Saved entries:
======
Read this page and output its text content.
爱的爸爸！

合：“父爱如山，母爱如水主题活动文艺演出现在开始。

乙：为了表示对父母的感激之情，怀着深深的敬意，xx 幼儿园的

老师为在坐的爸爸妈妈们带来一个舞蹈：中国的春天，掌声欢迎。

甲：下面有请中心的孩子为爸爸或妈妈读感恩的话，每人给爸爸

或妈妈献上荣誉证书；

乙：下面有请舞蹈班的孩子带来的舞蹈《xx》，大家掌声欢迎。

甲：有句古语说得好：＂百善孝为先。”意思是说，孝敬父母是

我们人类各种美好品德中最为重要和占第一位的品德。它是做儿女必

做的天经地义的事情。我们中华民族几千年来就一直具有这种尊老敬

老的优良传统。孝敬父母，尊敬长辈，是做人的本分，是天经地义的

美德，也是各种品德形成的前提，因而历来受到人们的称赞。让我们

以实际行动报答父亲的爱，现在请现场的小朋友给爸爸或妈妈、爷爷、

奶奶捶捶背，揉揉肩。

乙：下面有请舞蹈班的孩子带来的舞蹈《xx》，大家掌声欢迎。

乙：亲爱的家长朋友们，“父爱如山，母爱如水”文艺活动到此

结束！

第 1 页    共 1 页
======
Exercise
Retype all the material above precisely, with no line left out.

Exercise response
Read this page and output its text content.
爱的爸爸！

合：“父爱如山，母爱如水主题活动文艺演出现在开始。

乙：为了表示对父母的感激之情，怀着深深的敬意，xx 幼儿园的

老师为在坐的爸爸妈妈们带来一个舞蹈：中国的春天，掌声欢迎。

甲：下面有请中心的孩子为爸爸或妈妈读感恩的话，每人给爸爸

或妈妈献上荣誉证书；

乙：下面有请舞蹈班的孩子带来的舞蹈《xx》，大家掌声欢迎。

甲：有句古语说得好：＂百善孝为先。”意思是说，孝敬父母是

我们人类各种美好品德中最为重要和占第一位的品德。它是做儿女必

做的天经地义的事情。我们中华民族几千年来就一直具有这种尊老敬

老的优良传统。孝敬父母，尊敬长辈，是做人的本分，是天经地义的

美德，也是各种品德形成的前提，因而历来受到人们的称赞。让我们

以实际行动报答父亲的爱，现在请现场的小朋友给爸爸或妈妈、爷爷、

奶奶捶捶背，揉揉肩。

乙：下面有请舞蹈班的孩子带来的舞蹈《xx》，大家掌声欢迎。

乙：亲爱的家长朋友们，“父爱如山，母爱如水”文艺活动到此

结束！

第 1 页    共 1 页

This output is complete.